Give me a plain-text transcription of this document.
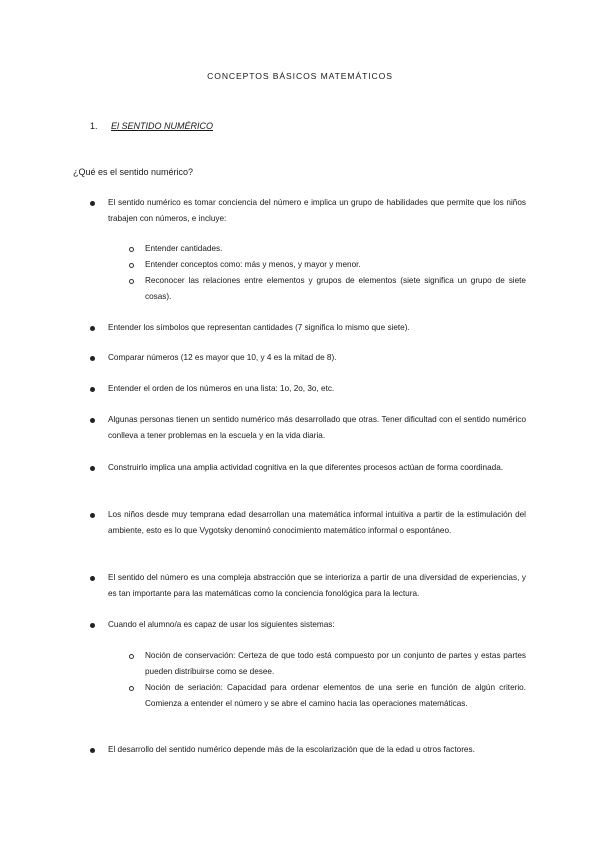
CONCEPTOS BÁSICOS MATEMÁTICOS
1. El SENTIDO NUMÉRICO
¿Qué es el sentido numérico?
El sentido numérico es tomar conciencia del número e implica un grupo de habilidades que permite que los niños trabajen con números, e incluye:
Entender cantidades.
Entender conceptos como: más y menos, y mayor y menor.
Reconocer las relaciones entre elementos y grupos de elementos (siete significa un grupo de siete cosas).
Entender los símbolos que representan cantidades (7 significa lo mismo que siete).
Comparar números (12 es mayor que 10, y 4 es la mitad de 8).
Entender el orden de los números en una lista: 1o, 2o, 3o, etc.
Algunas personas tienen un sentido numérico más desarrollado que otras. Tener dificultad con el sentido numérico conlleva a tener problemas en la escuela y en la vida diaria.
Construirlo implica una amplia actividad cognitiva en la que diferentes procesos actúan de forma coordinada.
Los niños desde muy temprana edad desarrollan una matemática informal intuitiva a partir de la estimulación del ambiente, esto es lo que Vygotsky denominó conocimiento matemático informal o espontáneo.
El sentido del número es una compleja abstracción que se interioriza a partir de una diversidad de experiencias, y es tan importante para las matemáticas como la conciencia fonológica para la lectura.
Cuando el alumno/a es capaz de usar los siguientes sistemas:
Noción de conservación: Certeza de que todo está compuesto por un conjunto de partes y estas partes pueden distribuirse como se desee.
Noción de seriación: Capacidad para ordenar elementos de una serie en función de algún criterio. Comienza a entender el número y se abre el camino hacia las operaciones matemáticas.
El desarrollo del sentido numérico depende más de la escolarización que de la edad u otros factores.
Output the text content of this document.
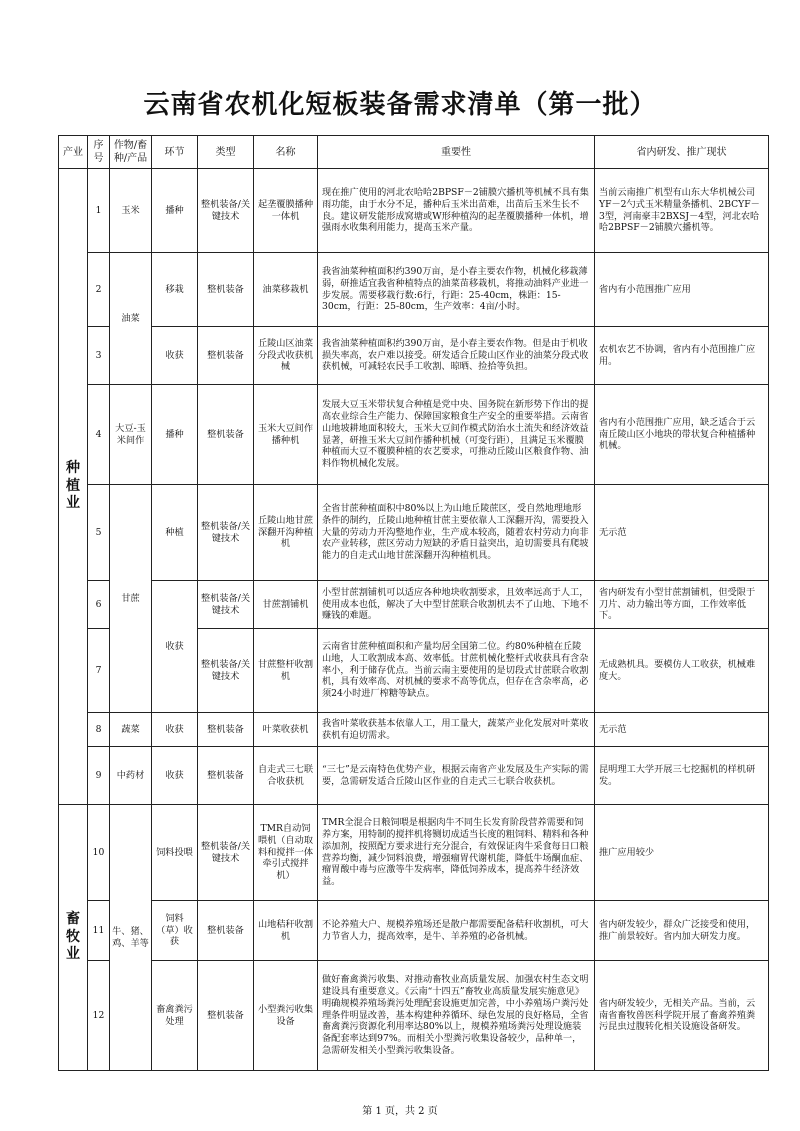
云南省农机化短板装备需求清单（第一批）
产业	序号	作物/畜种/产品	环节	类型	名称	重要性	省内研发、推广现状
种植业	1	玉米	播种	整机装备/关键技术	起垄覆膜播种一体机	现在推广使用的河北农哈哈2BPSF－2铺膜穴播机等机械不具有集雨功能，由于水分不足，播种后玉米出苗难，出苗后玉米生长不良。建议研发能形成窝塘或W形种植沟的起垄覆膜播种一体机，增强雨水收集利用能力，提高玉米产量。	当前云南推广机型有山东大华机械公司YF－2勺式玉米精量条播机、2BCYF－3型，河南豪丰2BXSJ－4型，河北农哈哈2BPSF－2铺膜穴播机等。
	2	油菜	移栽	整机装备	油菜移栽机	我省油菜种植面积约390万亩，是小春主要农作物，机械化移栽薄弱，研推适宜我省种植特点的油菜苗移栽机，将推动油料产业进一步发展。需要移栽行数:6行，行距：25-40cm，株距：15-30cm，行距：25-80cm，生产效率：4亩/小时。	省内有小范围推广应用
	3		收获	整机装备	丘陵山区油菜分段式收获机械	我省油菜种植面积约390万亩，是小春主要农作物。但是由于机收损失率高，农户难以接受。研发适合丘陵山区作业的油菜分段式收获机械，可减轻农民手工收割、晾晒、捡拾等负担。	农机农艺不协调，省内有小范围推广应用。
	4	大豆-玉米间作	播种	整机装备	玉米大豆间作播种机	发展大豆玉米带状复合种植是党中央、国务院在新形势下作出的提高农业综合生产能力、保障国家粮食生产安全的重要举措。云南省山地坡耕地面积较大，玉米大豆间作模式防治水土流失和经济效益显著，研推玉米大豆间作播种机械（可变行距），且满足玉米覆膜种植而大豆不覆膜种植的农艺要求，可推动丘陵山区粮食作物、油料作物机械化发展。	省内有小范围推广应用，缺乏适合于云南丘陵山区小地块的带状复合种植播种机械。
	5	甘蔗	种植	整机装备/关键技术	丘陵山地甘蔗深翻开沟种植机	全省甘蔗种植面积中80%以上为山地丘陵蔗区，受自然地理地形条件的制约，丘陵山地种植甘蔗主要依靠人工深翻开沟，需要投入大量的劳动力开沟整地作业，生产成本较高，随着农村劳动力向非农产业转移，蔗区劳动力短缺的矛盾日益突出，迫切需要具有爬坡能力的自走式山地甘蔗深翻开沟种植机具。	无示范
	6		收获	整机装备/关键技术	甘蔗割铺机	小型甘蔗割铺机可以适应各种地块收割要求，且效率远高于人工，使用成本也低，解决了大中型甘蔗联合收割机去不了山地、下地不赚钱的难题。	省内研发有小型甘蔗割铺机，但受限于刀片、动力输出等方面，工作效率低下。
	7			整机装备/关键技术	甘蔗整杆收割机	云南省甘蔗种植面积和产量均居全国第二位。约80%种植在丘陵山地，人工收割成本高、效率低。甘蔗机械化整杆式收获具有含杂率小，利于储存优点。当前云南主要使用的是切段式甘蔗联合收割机，具有效率高、对机械的要求不高等优点，但存在含杂率高，必须24小时进厂榨糖等缺点。	无成熟机具。要模仿人工收获，机械难度大。
	8	蔬菜	收获	整机装备	叶菜收获机	我省叶菜收获基本依靠人工，用工量大，蔬菜产业化发展对叶菜收获机有迫切需求。	无示范
	9	中药材	收获	整机装备	自走式三七联合收获机	“三七”是云南特色优势产业，根据云南省产业发展及生产实际的需要，急需研发适合丘陵山区作业的自走式三七联合收获机。	昆明理工大学开展三七挖掘机的样机研发。
畜牧业	10	牛、猪、鸡、羊等	饲料投喂	整机装备/关键技术	TMR自动饲喂机（自动取料和搅拌一体牵引式搅拌机）	TMR全混合日粮饲喂是根据肉牛不同生长发育阶段营养需要和饲养方案，用特制的搅拌机将铡切成适当长度的粗饲料、精料和各种添加剂，按照配方要求进行充分混合，有效保证肉牛采食每日口粮营养均衡，减少饲料浪费，增强瘤胃代谢机能，降低牛场酮血症、瘤胃酸中毒与应激等牛发病率，降低饲养成本，提高养牛经济效益。	推广应用较少
	11		饲料（草）收获	整机装备	山地秸秆收割机	不论养殖大户、规模养殖场还是散户都需要配备秸秆收割机，可大力节省人力，提高效率，是牛、羊养殖的必备机械。	省内研发较少，群众广泛接受和使用，推广前景较好。省内加大研发力度。
	12		畜禽粪污处理	整机装备	小型粪污收集设备	做好畜禽粪污收集、对推动畜牧业高质量发展、加强农村生态文明建设具有重要意义。《云南“十四五”畜牧业高质量发展实施意见》明确规模养殖场粪污处理配套设施更加完善，中小养殖场户粪污处理条件明显改善，基本构建种养循环、绿色发展的良好格局，全省畜禽粪污资源化利用率达80%以上，规模养殖场粪污处理设施装备配套率达到97%。而相关小型粪污收集设备较少，品种单一，急需研发相关小型粪污收集设备。	省内研发较少，无相关产品。当前，云南省畜牧兽医科学院开展了畜禽养殖粪污昆虫过腹转化相关设施设备研发。
第 1 页，共 2 页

DIRECTIVE: Pictures in the records must not appear in the copy; transcribe everything else precisely.

FULL RESPONSE:
Give me a plain-text transcription of this document.
CONCEPTOS BÁSICOS MATEMÁTICOS
1. El SENTIDO NUMÉRICO
¿Qué es el sentido numérico?
El sentido numérico es tomar conciencia del número e implica un grupo de habilidades que permite que los niños trabajen con números, e incluye:
Entender cantidades.
Entender conceptos como: más y menos, y mayor y menor.
Reconocer las relaciones entre elementos y grupos de elementos (siete significa un grupo de siete cosas).
Entender los símbolos que representan cantidades (7 significa lo mismo que siete).
Comparar números (12 es mayor que 10, y 4 es la mitad de 8).
Entender el orden de los números en una lista: 1o, 2o, 3o, etc.
Algunas personas tienen un sentido numérico más desarrollado que otras. Tener dificultad con el sentido numérico conlleva a tener problemas en la escuela y en la vida diaria.
Construirlo implica una amplia actividad cognitiva en la que diferentes procesos actúan de forma coordinada.
Los niños desde muy temprana edad desarrollan una matemática informal intuitiva a partir de la estimulación del ambiente, esto es lo que Vygotsky denominó conocimiento matemático informal o espontáneo.
El sentido del número es una compleja abstracción que se interioriza a partir de una diversidad de experiencias, y es tan importante para las matemáticas como la conciencia fonológica para la lectura.
Cuando el alumno/a es capaz de usar los siguientes sistemas:
Noción de conservación: Certeza de que todo está compuesto por un conjunto de partes y estas partes pueden distribuirse como se desee.
Noción de seriación: Capacidad para ordenar elementos de una serie en función de algún criterio. Comienza a entender el número y se abre el camino hacia las operaciones matemáticas.
El desarrollo del sentido numérico depende más de la escolarización que de la edad u otros factores.
Output the text content of this document.
云南省农机化短板装备需求清单（第一批）
产业	序号	作物/畜种/产品	环节	类型	名称	重要性	省内研发、推广现状
种植业	1	玉米	播种	整机装备/关键技术	起垄覆膜播种一体机	现在推广使用的河北农哈哈2BPSF－2铺膜穴播机等机械不具有集雨功能，由于水分不足，播种后玉米出苗难，出苗后玉米生长不良。建议研发能形成窝塘或W形种植沟的起垄覆膜播种一体机，增强雨水收集利用能力，提高玉米产量。	当前云南推广机型有山东大华机械公司YF－2勺式玉米精量条播机、2BCYF－3型，河南豪丰2BXSJ－4型，河北农哈哈2BPSF－2铺膜穴播机等。
	2	油菜	移栽	整机装备	油菜移栽机	我省油菜种植面积约390万亩，是小春主要农作物，机械化移栽薄弱，研推适宜我省种植特点的油菜苗移栽机，将推动油料产业进一步发展。需要移栽行数:6行，行距：25-40cm，株距：15-30cm，行距：25-80cm，生产效率：4亩/小时。	省内有小范围推广应用
	3		收获	整机装备	丘陵山区油菜分段式收获机械	我省油菜种植面积约390万亩，是小春主要农作物。但是由于机收损失率高，农户难以接受。研发适合丘陵山区作业的油菜分段式收获机械，可减轻农民手工收割、晾晒、捡拾等负担。	农机农艺不协调，省内有小范围推广应用。
	4	大豆-玉米间作	播种	整机装备	玉米大豆间作播种机	发展大豆玉米带状复合种植是党中央、国务院在新形势下作出的提高农业综合生产能力、保障国家粮食生产安全的重要举措。云南省山地坡耕地面积较大，玉米大豆间作模式防治水土流失和经济效益显著，研推玉米大豆间作播种机械（可变行距），且满足玉米覆膜种植而大豆不覆膜种植的农艺要求，可推动丘陵山区粮食作物、油料作物机械化发展。	省内有小范围推广应用，缺乏适合于云南丘陵山区小地块的带状复合种植播种机械。
	5	甘蔗	种植	整机装备/关键技术	丘陵山地甘蔗深翻开沟种植机	全省甘蔗种植面积中80%以上为山地丘陵蔗区，受自然地理地形条件的制约，丘陵山地种植甘蔗主要依靠人工深翻开沟，需要投入大量的劳动力开沟整地作业，生产成本较高，随着农村劳动力向非农产业转移，蔗区劳动力短缺的矛盾日益突出，迫切需要具有爬坡能力的自走式山地甘蔗深翻开沟种植机具。	无示范
	6		收获	整机装备/关键技术	甘蔗割铺机	小型甘蔗割铺机可以适应各种地块收割要求，且效率远高于人工，使用成本也低，解决了大中型甘蔗联合收割机去不了山地、下地不赚钱的难题。	省内研发有小型甘蔗割铺机，但受限于刀片、动力输出等方面，工作效率低下。
	7			整机装备/关键技术	甘蔗整杆收割机	云南省甘蔗种植面积和产量均居全国第二位。约80%种植在丘陵山地，人工收割成本高、效率低。甘蔗机械化整杆式收获具有含杂率小，利于储存优点。当前云南主要使用的是切段式甘蔗联合收割机，具有效率高、对机械的要求不高等优点，但存在含杂率高，必须24小时进厂榨糖等缺点。	无成熟机具。要模仿人工收获，机械难度大。
	8	蔬菜	收获	整机装备	叶菜收获机	我省叶菜收获基本依靠人工，用工量大，蔬菜产业化发展对叶菜收获机有迫切需求。	无示范
	9	中药材	收获	整机装备	自走式三七联合收获机	“三七”是云南特色优势产业，根据云南省产业发展及生产实际的需要，急需研发适合丘陵山区作业的自走式三七联合收获机。	昆明理工大学开展三七挖掘机的样机研发。
畜牧业	10	牛、猪、鸡、羊等	饲料投喂	整机装备/关键技术	TMR自动饲喂机（自动取料和搅拌一体牵引式搅拌机）	TMR全混合日粮饲喂是根据肉牛不同生长发育阶段营养需要和饲养方案，用特制的搅拌机将铡切成适当长度的粗饲料、精料和各种添加剂，按照配方要求进行充分混合，有效保证肉牛采食每日口粮营养均衡，减少饲料浪费，增强瘤胃代谢机能，降低牛场酮血症、瘤胃酸中毒与应激等牛发病率，降低饲养成本，提高养牛经济效益。	推广应用较少
	11		饲料（草）收获	整机装备	山地秸秆收割机	不论养殖大户、规模养殖场还是散户都需要配备秸秆收割机，可大力节省人力，提高效率，是牛、羊养殖的必备机械。	省内研发较少，群众广泛接受和使用，推广前景较好。省内加大研发力度。
	12		畜禽粪污处理	整机装备	小型粪污收集设备	做好畜禽粪污收集、对推动畜牧业高质量发展、加强农村生态文明建设具有重要意义。《云南“十四五”畜牧业高质量发展实施意见》明确规模养殖场粪污处理配套设施更加完善，中小养殖场户粪污处理条件明显改善，基本构建种养循环、绿色发展的良好格局，全省畜禽粪污资源化利用率达80%以上，规模养殖场粪污处理设施装备配套率达到97%。而相关小型粪污收集设备较少，品种单一，急需研发相关小型粪污收集设备。	省内研发较少，无相关产品。当前，云南省畜牧兽医科学院开展了畜禽养殖粪污昆虫过腹转化相关设施设备研发。
第 1 页，共 2 页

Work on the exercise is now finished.